[THE REQUEST] Update the lines from the one containing "ruler-icon bbox=[210, 150, 232, 170]" through the one containing "photo-original-date: Original Date: ?" by changing "battery-icon" to "power-icon". Write out those lines with everything else left as it is.

Spatial layout entries:

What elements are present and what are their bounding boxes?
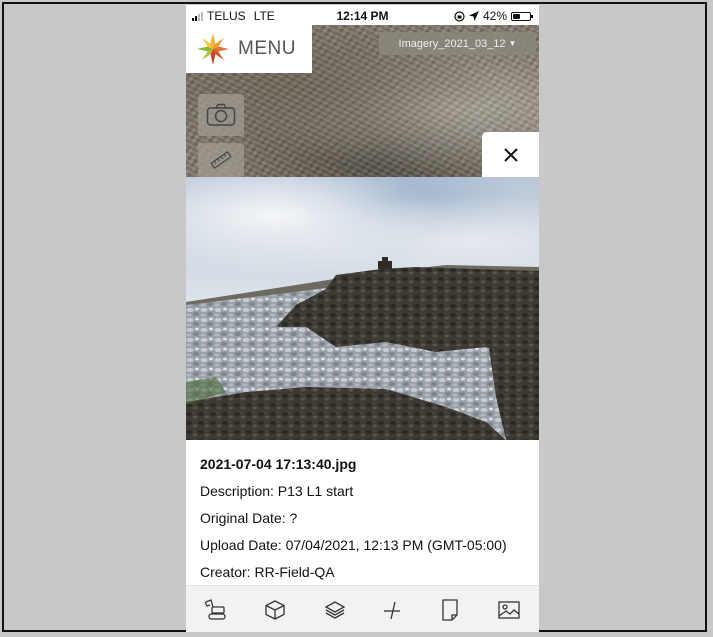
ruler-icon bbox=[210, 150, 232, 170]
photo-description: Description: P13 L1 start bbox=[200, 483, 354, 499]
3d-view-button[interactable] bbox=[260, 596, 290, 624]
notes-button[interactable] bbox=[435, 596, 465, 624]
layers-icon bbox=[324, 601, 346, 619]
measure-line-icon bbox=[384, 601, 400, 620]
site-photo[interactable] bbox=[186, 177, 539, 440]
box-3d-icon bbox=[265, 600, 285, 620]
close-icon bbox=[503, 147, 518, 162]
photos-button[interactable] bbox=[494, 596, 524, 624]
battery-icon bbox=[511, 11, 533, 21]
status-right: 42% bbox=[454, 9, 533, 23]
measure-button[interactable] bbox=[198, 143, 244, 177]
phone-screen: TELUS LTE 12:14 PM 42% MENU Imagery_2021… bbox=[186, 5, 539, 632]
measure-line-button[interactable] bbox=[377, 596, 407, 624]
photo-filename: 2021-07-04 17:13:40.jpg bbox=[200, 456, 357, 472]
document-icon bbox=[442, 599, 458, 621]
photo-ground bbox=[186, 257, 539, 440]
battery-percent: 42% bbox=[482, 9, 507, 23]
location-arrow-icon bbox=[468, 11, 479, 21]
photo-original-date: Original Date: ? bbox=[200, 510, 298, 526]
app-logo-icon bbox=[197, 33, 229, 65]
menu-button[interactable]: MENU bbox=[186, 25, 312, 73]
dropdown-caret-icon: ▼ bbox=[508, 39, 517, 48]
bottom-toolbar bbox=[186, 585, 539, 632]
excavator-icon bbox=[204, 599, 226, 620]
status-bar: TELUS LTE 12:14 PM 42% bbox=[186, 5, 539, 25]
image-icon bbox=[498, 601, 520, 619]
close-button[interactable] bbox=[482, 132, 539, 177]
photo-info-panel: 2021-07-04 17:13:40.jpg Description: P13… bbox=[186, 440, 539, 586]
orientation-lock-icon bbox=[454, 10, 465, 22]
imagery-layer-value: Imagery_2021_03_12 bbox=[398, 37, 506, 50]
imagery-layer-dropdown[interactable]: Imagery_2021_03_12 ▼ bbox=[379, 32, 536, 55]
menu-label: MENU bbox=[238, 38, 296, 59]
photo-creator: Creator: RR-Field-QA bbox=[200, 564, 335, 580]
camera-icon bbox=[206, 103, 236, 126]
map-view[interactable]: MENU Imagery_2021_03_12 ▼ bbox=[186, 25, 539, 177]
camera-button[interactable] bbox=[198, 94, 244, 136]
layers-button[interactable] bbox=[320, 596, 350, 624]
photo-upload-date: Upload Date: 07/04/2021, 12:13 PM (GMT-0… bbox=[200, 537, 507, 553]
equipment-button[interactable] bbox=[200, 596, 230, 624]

[FINISHED EXERCISE]
ruler-icon bbox=[210, 150, 232, 170]
photo-description: Description: P13 L1 start bbox=[200, 483, 354, 499]
3d-view-button[interactable] bbox=[260, 596, 290, 624]
notes-button[interactable] bbox=[435, 596, 465, 624]
layers-icon bbox=[324, 601, 346, 619]
measure-line-icon bbox=[384, 601, 400, 620]
site-photo[interactable] bbox=[186, 177, 539, 440]
box-3d-icon bbox=[265, 600, 285, 620]
close-icon bbox=[503, 147, 518, 162]
photos-button[interactable] bbox=[494, 596, 524, 624]
power-icon bbox=[511, 11, 533, 21]
status-right: 42% bbox=[454, 9, 533, 23]
measure-button[interactable] bbox=[198, 143, 244, 177]
phone-screen: TELUS LTE 12:14 PM 42% MENU Imagery_2021… bbox=[186, 5, 539, 632]
measure-line-button[interactable] bbox=[377, 596, 407, 624]
photo-filename: 2021-07-04 17:13:40.jpg bbox=[200, 456, 357, 472]
document-icon bbox=[442, 599, 458, 621]
photo-ground bbox=[186, 257, 539, 440]
battery-percent: 42% bbox=[482, 9, 507, 23]
location-arrow-icon bbox=[468, 11, 479, 21]
photo-original-date: Original Date: ? bbox=[200, 510, 298, 526]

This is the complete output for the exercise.